Dataset listings of figures
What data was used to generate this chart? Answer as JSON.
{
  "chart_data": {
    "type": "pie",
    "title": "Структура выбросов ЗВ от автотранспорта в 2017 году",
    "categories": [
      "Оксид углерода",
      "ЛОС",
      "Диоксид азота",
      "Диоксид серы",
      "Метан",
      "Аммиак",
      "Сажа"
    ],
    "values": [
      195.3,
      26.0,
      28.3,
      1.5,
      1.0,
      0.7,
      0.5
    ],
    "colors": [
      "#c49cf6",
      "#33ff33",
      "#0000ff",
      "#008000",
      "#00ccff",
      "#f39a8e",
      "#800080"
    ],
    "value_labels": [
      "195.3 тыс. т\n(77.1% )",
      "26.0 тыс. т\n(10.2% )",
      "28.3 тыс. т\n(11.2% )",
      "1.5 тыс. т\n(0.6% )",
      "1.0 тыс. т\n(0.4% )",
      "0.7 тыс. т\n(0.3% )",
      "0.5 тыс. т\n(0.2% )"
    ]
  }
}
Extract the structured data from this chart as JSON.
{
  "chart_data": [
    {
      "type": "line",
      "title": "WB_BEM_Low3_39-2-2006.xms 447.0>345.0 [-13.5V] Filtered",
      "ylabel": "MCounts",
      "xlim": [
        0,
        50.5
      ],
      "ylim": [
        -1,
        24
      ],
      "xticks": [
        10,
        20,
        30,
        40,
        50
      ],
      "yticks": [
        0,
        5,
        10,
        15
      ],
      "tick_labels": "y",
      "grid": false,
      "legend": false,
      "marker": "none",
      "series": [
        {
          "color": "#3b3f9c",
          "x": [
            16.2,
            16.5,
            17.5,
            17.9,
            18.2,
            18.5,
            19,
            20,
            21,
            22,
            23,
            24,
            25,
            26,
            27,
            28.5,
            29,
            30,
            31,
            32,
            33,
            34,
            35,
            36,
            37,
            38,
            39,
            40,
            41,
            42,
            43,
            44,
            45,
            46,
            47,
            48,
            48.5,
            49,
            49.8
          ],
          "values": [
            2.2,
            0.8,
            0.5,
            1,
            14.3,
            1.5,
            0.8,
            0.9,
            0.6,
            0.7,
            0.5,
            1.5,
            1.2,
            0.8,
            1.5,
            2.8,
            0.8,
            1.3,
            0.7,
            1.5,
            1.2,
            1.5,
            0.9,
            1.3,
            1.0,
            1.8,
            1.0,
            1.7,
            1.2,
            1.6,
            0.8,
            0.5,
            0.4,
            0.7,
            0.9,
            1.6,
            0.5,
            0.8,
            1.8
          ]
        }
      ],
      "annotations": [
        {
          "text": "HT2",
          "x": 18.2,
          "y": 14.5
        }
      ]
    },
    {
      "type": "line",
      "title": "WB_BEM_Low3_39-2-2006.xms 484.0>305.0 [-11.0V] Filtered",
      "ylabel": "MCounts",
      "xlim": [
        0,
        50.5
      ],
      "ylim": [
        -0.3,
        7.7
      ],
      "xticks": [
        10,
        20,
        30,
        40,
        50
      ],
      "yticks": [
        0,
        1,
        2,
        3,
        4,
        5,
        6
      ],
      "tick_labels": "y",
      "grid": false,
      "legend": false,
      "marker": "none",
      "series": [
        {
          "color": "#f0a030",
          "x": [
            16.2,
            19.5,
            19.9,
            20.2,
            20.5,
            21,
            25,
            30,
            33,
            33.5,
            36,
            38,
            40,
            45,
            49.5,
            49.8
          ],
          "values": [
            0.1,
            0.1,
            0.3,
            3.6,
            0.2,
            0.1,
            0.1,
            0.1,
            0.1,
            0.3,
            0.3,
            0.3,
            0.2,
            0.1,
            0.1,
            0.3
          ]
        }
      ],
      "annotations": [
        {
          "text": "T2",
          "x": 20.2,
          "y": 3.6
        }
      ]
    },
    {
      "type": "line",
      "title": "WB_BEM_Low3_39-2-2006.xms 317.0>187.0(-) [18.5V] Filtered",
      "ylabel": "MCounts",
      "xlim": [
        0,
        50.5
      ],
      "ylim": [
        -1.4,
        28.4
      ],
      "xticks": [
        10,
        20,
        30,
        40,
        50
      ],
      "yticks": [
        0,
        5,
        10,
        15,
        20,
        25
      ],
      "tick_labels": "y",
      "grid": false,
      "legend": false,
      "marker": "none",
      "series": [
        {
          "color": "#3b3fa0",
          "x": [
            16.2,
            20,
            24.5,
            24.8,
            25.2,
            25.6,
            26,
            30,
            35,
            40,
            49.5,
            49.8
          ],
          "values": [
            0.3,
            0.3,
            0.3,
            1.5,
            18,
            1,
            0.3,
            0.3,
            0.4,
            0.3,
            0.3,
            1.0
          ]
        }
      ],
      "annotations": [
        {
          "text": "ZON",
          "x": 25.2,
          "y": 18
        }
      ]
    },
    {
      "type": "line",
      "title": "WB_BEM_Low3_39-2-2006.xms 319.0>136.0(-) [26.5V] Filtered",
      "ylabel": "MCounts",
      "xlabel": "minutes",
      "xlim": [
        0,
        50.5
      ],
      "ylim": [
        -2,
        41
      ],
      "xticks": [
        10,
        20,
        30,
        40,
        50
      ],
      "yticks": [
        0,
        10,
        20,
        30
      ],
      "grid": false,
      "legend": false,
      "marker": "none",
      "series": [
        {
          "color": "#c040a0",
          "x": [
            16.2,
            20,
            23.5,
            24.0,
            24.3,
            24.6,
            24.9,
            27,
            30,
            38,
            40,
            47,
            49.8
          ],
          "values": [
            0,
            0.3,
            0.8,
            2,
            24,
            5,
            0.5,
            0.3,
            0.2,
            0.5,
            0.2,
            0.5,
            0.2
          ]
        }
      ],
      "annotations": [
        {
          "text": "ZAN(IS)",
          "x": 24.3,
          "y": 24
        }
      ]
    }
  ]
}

▸ WHAT IS BEING ASKED
Go through the records above and retype each one exactly.

▸ ANSWER IN FULL
What data was used to generate this chart? Answer as JSON.
{
  "chart_data": {
    "type": "pie",
    "title": "Структура выбросов ЗВ от автотранспорта в 2017 году",
    "categories": [
      "Оксид углерода",
      "ЛОС",
      "Диоксид азота",
      "Диоксид серы",
      "Метан",
      "Аммиак",
      "Сажа"
    ],
    "values": [
      195.3,
      26.0,
      28.3,
      1.5,
      1.0,
      0.7,
      0.5
    ],
    "colors": [
      "#c49cf6",
      "#33ff33",
      "#0000ff",
      "#008000",
      "#00ccff",
      "#f39a8e",
      "#800080"
    ],
    "value_labels": [
      "195.3 тыс. т\n(77.1% )",
      "26.0 тыс. т\n(10.2% )",
      "28.3 тыс. т\n(11.2% )",
      "1.5 тыс. т\n(0.6% )",
      "1.0 тыс. т\n(0.4% )",
      "0.7 тыс. т\n(0.3% )",
      "0.5 тыс. т\n(0.2% )"
    ]
  }
}
Extract the structured data from this chart as JSON.
{
  "chart_data": [
    {
      "type": "line",
      "title": "WB_BEM_Low3_39-2-2006.xms 447.0>345.0 [-13.5V] Filtered",
      "ylabel": "MCounts",
      "xlim": [
        0,
        50.5
      ],
      "ylim": [
        -1,
        24
      ],
      "xticks": [
        10,
        20,
        30,
        40,
        50
      ],
      "yticks": [
        0,
        5,
        10,
        15
      ],
      "tick_labels": "y",
      "grid": false,
      "legend": false,
      "marker": "none",
      "series": [
        {
          "color": "#3b3f9c",
          "x": [
            16.2,
            16.5,
            17.5,
            17.9,
            18.2,
            18.5,
            19,
            20,
            21,
            22,
            23,
            24,
            25,
            26,
            27,
            28.5,
            29,
            30,
            31,
            32,
            33,
            34,
            35,
            36,
            37,
            38,
            39,
            40,
            41,
            42,
            43,
            44,
            45,
            46,
            47,
            48,
            48.5,
            49,
            49.8
          ],
          "values": [
            2.2,
            0.8,
            0.5,
            1,
            14.3,
            1.5,
            0.8,
            0.9,
            0.6,
            0.7,
            0.5,
            1.5,
            1.2,
            0.8,
            1.5,
            2.8,
            0.8,
            1.3,
            0.7,
            1.5,
            1.2,
            1.5,
            0.9,
            1.3,
            1.0,
            1.8,
            1.0,
            1.7,
            1.2,
            1.6,
            0.8,
            0.5,
            0.4,
            0.7,
            0.9,
            1.6,
            0.5,
            0.8,
            1.8
          ]
        }
      ],
      "annotations": [
        {
          "text": "HT2",
          "x": 18.2,
          "y": 14.5
        }
      ]
    },
    {
      "type": "line",
      "title": "WB_BEM_Low3_39-2-2006.xms 484.0>305.0 [-11.0V] Filtered",
      "ylabel": "MCounts",
      "xlim": [
        0,
        50.5
      ],
      "ylim": [
        -0.3,
        7.7
      ],
      "xticks": [
        10,
        20,
        30,
        40,
        50
      ],
      "yticks": [
        0,
        1,
        2,
        3,
        4,
        5,
        6
      ],
      "tick_labels": "y",
      "grid": false,
      "legend": false,
      "marker": "none",
      "series": [
        {
          "color": "#f0a030",
          "x": [
            16.2,
            19.5,
            19.9,
            20.2,
            20.5,
            21,
            25,
            30,
            33,
            33.5,
            36,
            38,
            40,
            45,
            49.5,
            49.8
          ],
          "values": [
            0.1,
            0.1,
            0.3,
            3.6,
            0.2,
            0.1,
            0.1,
            0.1,
            0.1,
            0.3,
            0.3,
            0.3,
            0.2,
            0.1,
            0.1,
            0.3
          ]
        }
      ],
      "annotations": [
        {
          "text": "T2",
          "x": 20.2,
          "y": 3.6
        }
      ]
    },
    {
      "type": "line",
      "title": "WB_BEM_Low3_39-2-2006.xms 317.0>187.0(-) [18.5V] Filtered",
      "ylabel": "MCounts",
      "xlim": [
        0,
        50.5
      ],
      "ylim": [
        -1.4,
        28.4
      ],
      "xticks": [
        10,
        20,
        30,
        40,
        50
      ],
      "yticks": [
        0,
        5,
        10,
        15,
        20,
        25
      ],
      "tick_labels": "y",
      "grid": false,
      "legend": false,
      "marker": "none",
      "series": [
        {
          "color": "#3b3fa0",
          "x": [
            16.2,
            20,
            24.5,
            24.8,
            25.2,
            25.6,
            26,
            30,
            35,
            40,
            49.5,
            49.8
          ],
          "values": [
            0.3,
            0.3,
            0.3,
            1.5,
            18,
            1,
            0.3,
            0.3,
            0.4,
            0.3,
            0.3,
            1.0
          ]
        }
      ],
      "annotations": [
        {
          "text": "ZON",
          "x": 25.2,
          "y": 18
        }
      ]
    },
    {
      "type": "line",
      "title": "WB_BEM_Low3_39-2-2006.xms 319.0>136.0(-) [26.5V] Filtered",
      "ylabel": "MCounts",
      "xlabel": "minutes",
      "xlim": [
        0,
        50.5
      ],
      "ylim": [
        -2,
        41
      ],
      "xticks": [
        10,
        20,
        30,
        40,
        50
      ],
      "yticks": [
        0,
        10,
        20,
        30
      ],
      "grid": false,
      "legend": false,
      "marker": "none",
      "series": [
        {
          "color": "#c040a0",
          "x": [
            16.2,
            20,
            23.5,
            24.0,
            24.3,
            24.6,
            24.9,
            27,
            30,
            38,
            40,
            47,
            49.8
          ],
          "values": [
            0,
            0.3,
            0.8,
            2,
            24,
            5,
            0.5,
            0.3,
            0.2,
            0.5,
            0.2,
            0.5,
            0.2
          ]
        }
      ],
      "annotations": [
        {
          "text": "ZAN(IS)",
          "x": 24.3,
          "y": 24
        }
      ]
    }
  ]
}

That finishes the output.